= Given text =
So I'm dating this guy for about a little over a month. He's never really made any effort as far as texting or calling to say hello, even in the very beginning. We've seen each other about once a week and have had sex twice, since the 4th date or so. We met on Tinder and he has not been "active" since we hooked up, but at the same time, he makes NO effort to contact me either, except to make a date. Since our last date (last weekend) I haven't heard from him, which is nothing out of the ordinary for him but I'm just wondering if anyone else has experienced this? If he was still very active on tinder then i'd just assume he's just hooking up everywhere. Any ideas?

Posted

Life's too short to wonder and wait for someone who, for all you know, might be treating you as an option when he's got nothing better to do. Hit the next button IMO. I'm not saying it's out of the ordinary or that he's playing you, but if it's making you wonder, then you are not compatible in terms of your expectations.

= Task details =
Could you rewrite the dating post from "So I'm dating" to "everywhere. Any ideas?", putting "man" in place of "guy"?

= Given entries =
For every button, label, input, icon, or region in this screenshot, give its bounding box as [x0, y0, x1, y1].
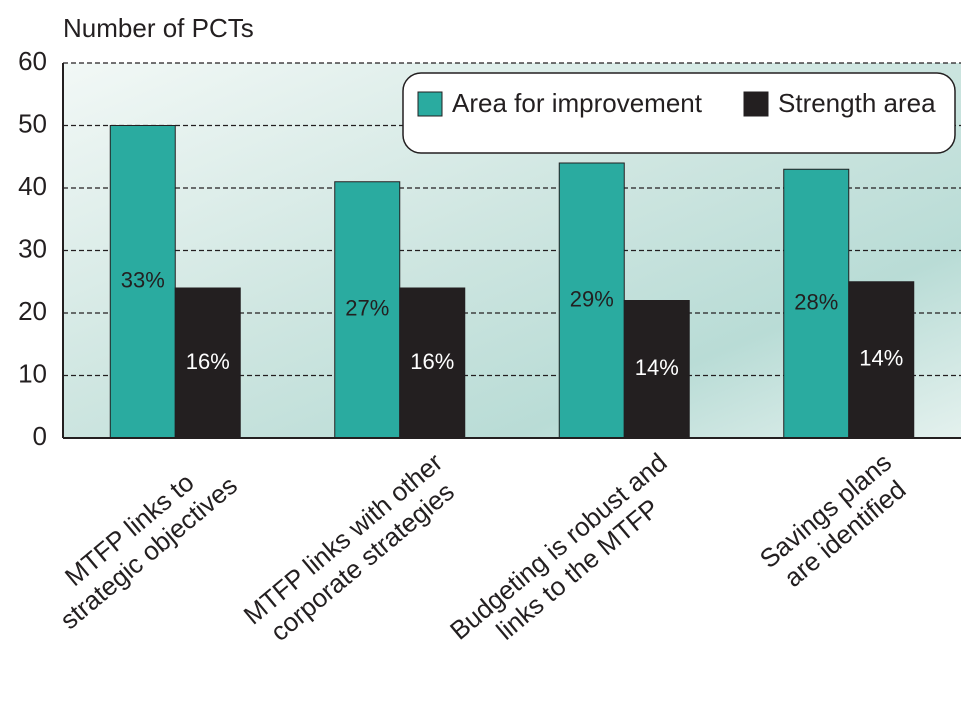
value-label: 14%	[635, 355, 679, 380]
x-tick-label-line: MTFP links with other	[238, 447, 449, 631]
legend-swatch	[418, 92, 442, 116]
x-tick-label: Budgeting is robust andlinks to the MTFP	[444, 447, 692, 669]
x-tick-label: MTFP links with othercorporate strategie…	[238, 447, 468, 654]
y-tick-label: 60	[18, 46, 47, 76]
value-label: 33%	[121, 268, 165, 293]
value-label: 14%	[859, 346, 903, 371]
y-tick-label: 50	[18, 108, 47, 138]
y-tick-label: 20	[18, 296, 47, 326]
chart: Number of PCTs 0 10 20 30 40 50 60 33% 16% MTFP l…	[0, 0, 961, 707]
value-label: 16%	[410, 349, 454, 374]
x-tick-label-line: Budgeting is robust and	[444, 447, 673, 646]
value-label: 27%	[345, 296, 389, 321]
x-tick-label-group: Savings plansare identified	[754, 447, 917, 597]
x-tick-label: MTFP links tostrategic objectives	[35, 447, 243, 635]
x-tick-label-group: MTFP links tostrategic objectives	[35, 447, 243, 635]
legend-label: Strength area	[778, 88, 936, 118]
x-tick-label-group: MTFP links with othercorporate strategie…	[238, 447, 468, 654]
y-tick-label: 0	[33, 421, 47, 451]
x-tick-label: Savings plansare identified	[754, 447, 917, 597]
y-tick-label: 40	[18, 171, 47, 201]
legend-label: Area for improvement	[452, 88, 703, 118]
value-label: 29%	[570, 286, 614, 311]
y-tick-label: 10	[18, 358, 47, 388]
y-tick-label: 30	[18, 233, 47, 263]
value-label: 28%	[794, 289, 838, 314]
y-axis-title: Number of PCTs	[63, 13, 254, 43]
legend-swatch	[744, 92, 768, 116]
x-tick-label-group: Budgeting is robust andlinks to the MTFP	[444, 447, 692, 669]
value-label: 16%	[186, 349, 230, 374]
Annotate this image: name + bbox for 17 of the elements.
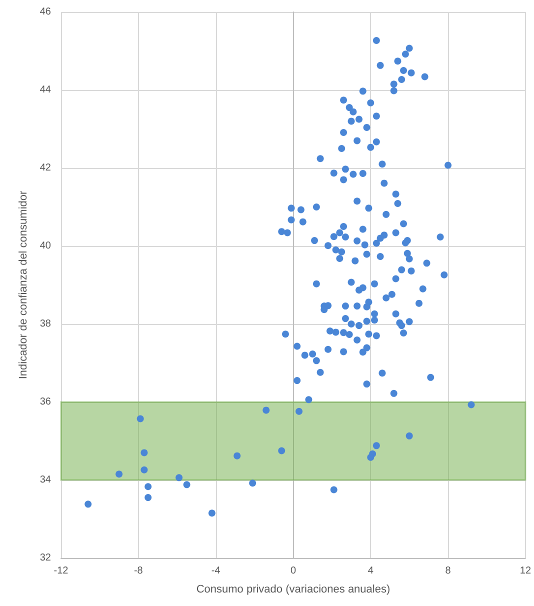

= Exercise answer =
So I'm dating this man for about a little over a month. He's never really made any effort as far as texting or calling to say hello, even in the very beginning. We've seen each other about once a week and have had sex twice, since the 4th date or so. We met on Tinder and he has not been "active" since we hooked up, but at the same time, he makes NO effort to contact me either, except to make a date. Since our last date (last weekend) I haven't heard from him, which is nothing out of the ordinary for him but I'm just wondering if anyone else has experienced this? If he was still very active on tinder then i'd just assume he's just hooking up everywhere. Any ideas?